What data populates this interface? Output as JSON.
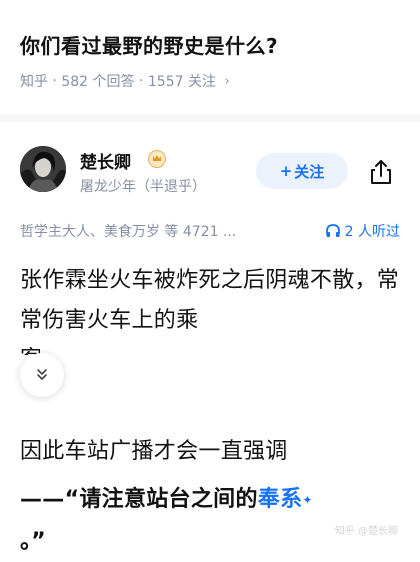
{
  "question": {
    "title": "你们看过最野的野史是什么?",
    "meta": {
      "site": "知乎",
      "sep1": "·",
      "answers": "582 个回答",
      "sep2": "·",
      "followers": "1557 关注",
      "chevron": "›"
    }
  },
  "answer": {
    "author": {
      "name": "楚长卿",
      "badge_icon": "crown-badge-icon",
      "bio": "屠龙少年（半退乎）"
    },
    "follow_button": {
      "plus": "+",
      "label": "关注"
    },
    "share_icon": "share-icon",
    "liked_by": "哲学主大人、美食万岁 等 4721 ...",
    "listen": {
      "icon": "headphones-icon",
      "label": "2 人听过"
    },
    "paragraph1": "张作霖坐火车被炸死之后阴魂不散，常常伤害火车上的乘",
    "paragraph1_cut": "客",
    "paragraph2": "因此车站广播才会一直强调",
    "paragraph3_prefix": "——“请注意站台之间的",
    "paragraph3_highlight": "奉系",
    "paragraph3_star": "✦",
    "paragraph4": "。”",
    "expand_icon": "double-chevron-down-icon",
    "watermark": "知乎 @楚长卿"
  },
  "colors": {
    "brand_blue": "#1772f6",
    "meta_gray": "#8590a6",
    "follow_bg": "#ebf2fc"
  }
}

→ EXERCISE OBJECTIVE
Report how many lines of the data contain the word "icon", using the number alone.

→ CORRECT OUTPUT
4